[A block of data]
[Start]
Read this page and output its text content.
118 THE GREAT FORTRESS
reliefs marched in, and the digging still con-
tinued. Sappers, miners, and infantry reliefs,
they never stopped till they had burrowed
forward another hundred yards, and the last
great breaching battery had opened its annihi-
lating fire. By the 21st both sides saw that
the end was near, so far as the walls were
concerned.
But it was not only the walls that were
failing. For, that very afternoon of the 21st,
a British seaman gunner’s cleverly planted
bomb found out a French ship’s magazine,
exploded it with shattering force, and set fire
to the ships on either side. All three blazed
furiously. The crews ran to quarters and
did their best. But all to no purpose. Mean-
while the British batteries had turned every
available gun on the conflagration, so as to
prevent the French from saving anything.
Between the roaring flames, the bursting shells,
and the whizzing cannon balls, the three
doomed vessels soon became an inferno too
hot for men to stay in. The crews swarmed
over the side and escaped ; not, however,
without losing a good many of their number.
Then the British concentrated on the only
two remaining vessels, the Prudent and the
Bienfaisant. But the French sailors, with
[End]
■ Instruction
Copy out each record from above, exactly.

■ Written response
Read this page and output its text content.
118 THE GREAT FORTRESS
reliefs marched in, and the digging still con-
tinued. Sappers, miners, and infantry reliefs,
they never stopped till they had burrowed
forward another hundred yards, and the last
great breaching battery had opened its annihi-
lating fire. By the 21st both sides saw that
the end was near, so far as the walls were
concerned.
But it was not only the walls that were
failing. For, that very afternoon of the 21st,
a British seaman gunner’s cleverly planted
bomb found out a French ship’s magazine,
exploded it with shattering force, and set fire
to the ships on either side. All three blazed
furiously. The crews ran to quarters and
did their best. But all to no purpose. Mean-
while the British batteries had turned every
available gun on the conflagration, so as to
prevent the French from saving anything.
Between the roaring flames, the bursting shells,
and the whizzing cannon balls, the three
doomed vessels soon became an inferno too
hot for men to stay in. The crews swarmed
over the side and escaped ; not, however,
without losing a good many of their number.
Then the British concentrated on the only
two remaining vessels, the Prudent and the
Bienfaisant. But the French sailors, with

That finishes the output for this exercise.